RECORDS SUPPLIED:
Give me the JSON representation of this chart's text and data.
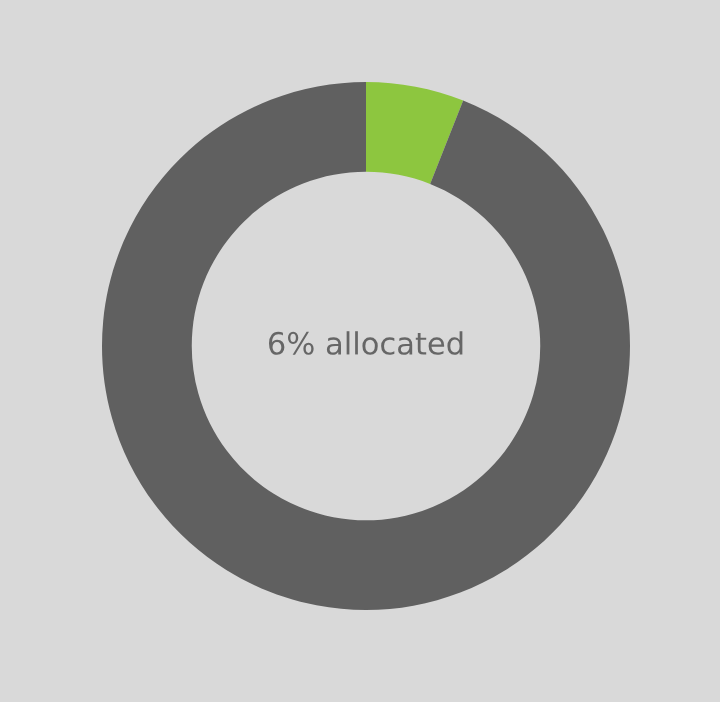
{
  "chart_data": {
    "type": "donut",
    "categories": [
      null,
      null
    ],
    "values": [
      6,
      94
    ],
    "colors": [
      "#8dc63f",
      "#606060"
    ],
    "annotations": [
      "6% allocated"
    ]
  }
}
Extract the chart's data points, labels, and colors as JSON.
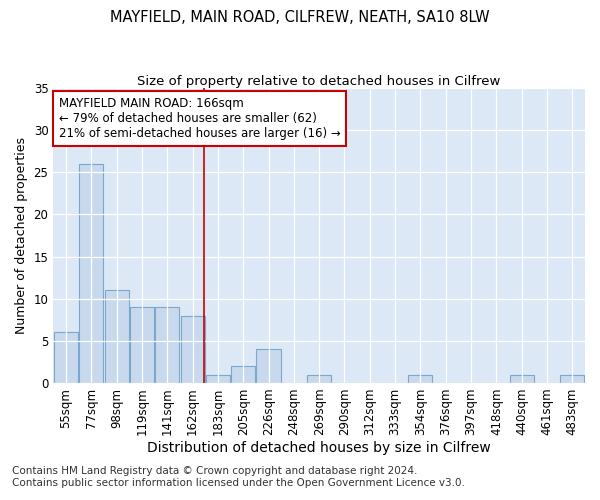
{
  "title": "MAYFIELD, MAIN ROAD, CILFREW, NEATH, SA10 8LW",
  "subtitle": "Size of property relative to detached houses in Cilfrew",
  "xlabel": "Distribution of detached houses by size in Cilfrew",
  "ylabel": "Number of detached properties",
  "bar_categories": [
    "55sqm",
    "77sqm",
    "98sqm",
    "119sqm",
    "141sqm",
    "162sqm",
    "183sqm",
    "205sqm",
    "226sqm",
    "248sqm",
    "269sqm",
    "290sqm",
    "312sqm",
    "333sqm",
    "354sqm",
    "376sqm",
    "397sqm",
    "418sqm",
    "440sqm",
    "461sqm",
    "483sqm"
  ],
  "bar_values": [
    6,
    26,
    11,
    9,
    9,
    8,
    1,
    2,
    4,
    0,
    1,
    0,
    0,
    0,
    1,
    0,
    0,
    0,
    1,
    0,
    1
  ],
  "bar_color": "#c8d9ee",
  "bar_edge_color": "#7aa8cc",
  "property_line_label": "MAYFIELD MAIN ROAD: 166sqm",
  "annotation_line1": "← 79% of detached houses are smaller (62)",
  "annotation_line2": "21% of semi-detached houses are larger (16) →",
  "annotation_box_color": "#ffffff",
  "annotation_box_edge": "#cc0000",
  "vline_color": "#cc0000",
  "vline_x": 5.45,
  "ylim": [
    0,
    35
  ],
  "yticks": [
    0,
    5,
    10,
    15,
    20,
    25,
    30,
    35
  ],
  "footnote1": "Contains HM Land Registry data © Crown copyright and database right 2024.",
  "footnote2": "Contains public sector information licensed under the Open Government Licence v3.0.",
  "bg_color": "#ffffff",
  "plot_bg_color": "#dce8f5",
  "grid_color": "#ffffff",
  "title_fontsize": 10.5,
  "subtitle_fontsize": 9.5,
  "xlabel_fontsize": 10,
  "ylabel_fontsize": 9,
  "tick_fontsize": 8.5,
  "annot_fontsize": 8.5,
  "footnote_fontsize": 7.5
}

YOUR OBJECTIVE:
Print all of the entries word for word. Skip any images they contain.

CORRECT RESPONSE:
Give me the JSON representation of this chart's text and data.
{
  "chart_data": {
    "type": "donut",
    "categories": [
      null,
      null
    ],
    "values": [
      6,
      94
    ],
    "colors": [
      "#8dc63f",
      "#606060"
    ],
    "annotations": [
      "6% allocated"
    ]
  }
}
Extract the chart's data points, labels, and colors as JSON.
{
  "title": "MAYFIELD, MAIN ROAD, CILFREW, NEATH, SA10 8LW",
  "subtitle": "Size of property relative to detached houses in Cilfrew",
  "xlabel": "Distribution of detached houses by size in Cilfrew",
  "ylabel": "Number of detached properties",
  "bar_categories": [
    "55sqm",
    "77sqm",
    "98sqm",
    "119sqm",
    "141sqm",
    "162sqm",
    "183sqm",
    "205sqm",
    "226sqm",
    "248sqm",
    "269sqm",
    "290sqm",
    "312sqm",
    "333sqm",
    "354sqm",
    "376sqm",
    "397sqm",
    "418sqm",
    "440sqm",
    "461sqm",
    "483sqm"
  ],
  "bar_values": [
    6,
    26,
    11,
    9,
    9,
    8,
    1,
    2,
    4,
    0,
    1,
    0,
    0,
    0,
    1,
    0,
    0,
    0,
    1,
    0,
    1
  ],
  "bar_color": "#c8d9ee",
  "bar_edge_color": "#7aa8cc",
  "property_line_label": "MAYFIELD MAIN ROAD: 166sqm",
  "annotation_line1": "← 79% of detached houses are smaller (62)",
  "annotation_line2": "21% of semi-detached houses are larger (16) →",
  "annotation_box_color": "#ffffff",
  "annotation_box_edge": "#cc0000",
  "vline_color": "#cc0000",
  "vline_x": 5.45,
  "ylim": [
    0,
    35
  ],
  "yticks": [
    0,
    5,
    10,
    15,
    20,
    25,
    30,
    35
  ],
  "footnote1": "Contains HM Land Registry data © Crown copyright and database right 2024.",
  "footnote2": "Contains public sector information licensed under the Open Government Licence v3.0.",
  "bg_color": "#ffffff",
  "plot_bg_color": "#dce8f5",
  "grid_color": "#ffffff",
  "title_fontsize": 10.5,
  "subtitle_fontsize": 9.5,
  "xlabel_fontsize": 10,
  "ylabel_fontsize": 9,
  "tick_fontsize": 8.5,
  "annot_fontsize": 8.5,
  "footnote_fontsize": 7.5
}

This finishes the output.